*WHAT THIS TASK INVOLVES*
Your task is to repeat the entries word for word while leaving out the pictures.

** Start of RECORDED INFORMATION **

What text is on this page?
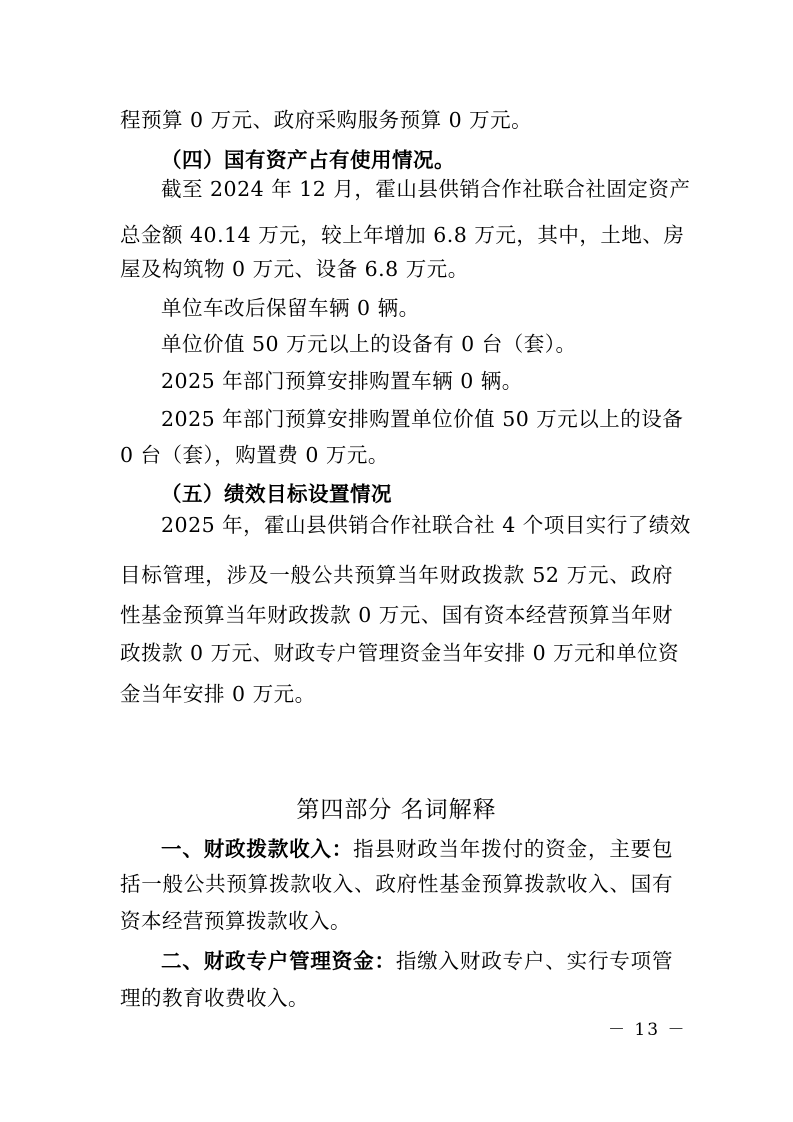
程预算 0 万元、政府采购服务预算 0 万元。
（四）国有资产占有使用情况。
截至 2024 年 12 月，霍山县供销合作社联合社固定资产
总金额 40.14 万元，较上年增加 6.8 万元，其中，土地、房
屋及构筑物 0 万元、设备 6.8 万元。
单位车改后保留车辆 0 辆。
单位价值 50 万元以上的设备有 0 台（套）。
2025 年部门预算安排购置车辆 0 辆。
2025 年部门预算安排购置单位价值 50 万元以上的设备
0 台（套），购置费 0 万元。
（五）绩效目标设置情况
2025 年，霍山县供销合作社联合社 4 个项目实行了绩效
目标管理，涉及一般公共预算当年财政拨款 52 万元、政府
性基金预算当年财政拨款 0 万元、国有资本经营预算当年财
政拨款 0 万元、财政专户管理资金当年安排 0 万元和单位资
金当年安排 0 万元。
第四部分 名词解释
一、财政拨款收入：指县财政当年拨付的资金，主要包
括一般公共预算拨款收入、政府性基金预算拨款收入、国有
资本经营预算拨款收入。
二、财政专户管理资金：指缴入财政专户、实行专项管
理的教育收费收入。
－ 13 －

** End of RECORDED INFORMATION **

*RESPONSE TO THE TASK*
What text is on this page?
程预算 0 万元、政府采购服务预算 0 万元。
（四）国有资产占有使用情况。
截至 2024 年 12 月，霍山县供销合作社联合社固定资产
总金额 40.14 万元，较上年增加 6.8 万元，其中，土地、房
屋及构筑物 0 万元、设备 6.8 万元。
单位车改后保留车辆 0 辆。
单位价值 50 万元以上的设备有 0 台（套）。
2025 年部门预算安排购置车辆 0 辆。
2025 年部门预算安排购置单位价值 50 万元以上的设备
0 台（套），购置费 0 万元。
（五）绩效目标设置情况
2025 年，霍山县供销合作社联合社 4 个项目实行了绩效
目标管理，涉及一般公共预算当年财政拨款 52 万元、政府
性基金预算当年财政拨款 0 万元、国有资本经营预算当年财
政拨款 0 万元、财政专户管理资金当年安排 0 万元和单位资
金当年安排 0 万元。
第四部分 名词解释
一、财政拨款收入：指县财政当年拨付的资金，主要包
括一般公共预算拨款收入、政府性基金预算拨款收入、国有
资本经营预算拨款收入。
二、财政专户管理资金：指缴入财政专户、实行专项管
理的教育收费收入。
－ 13 －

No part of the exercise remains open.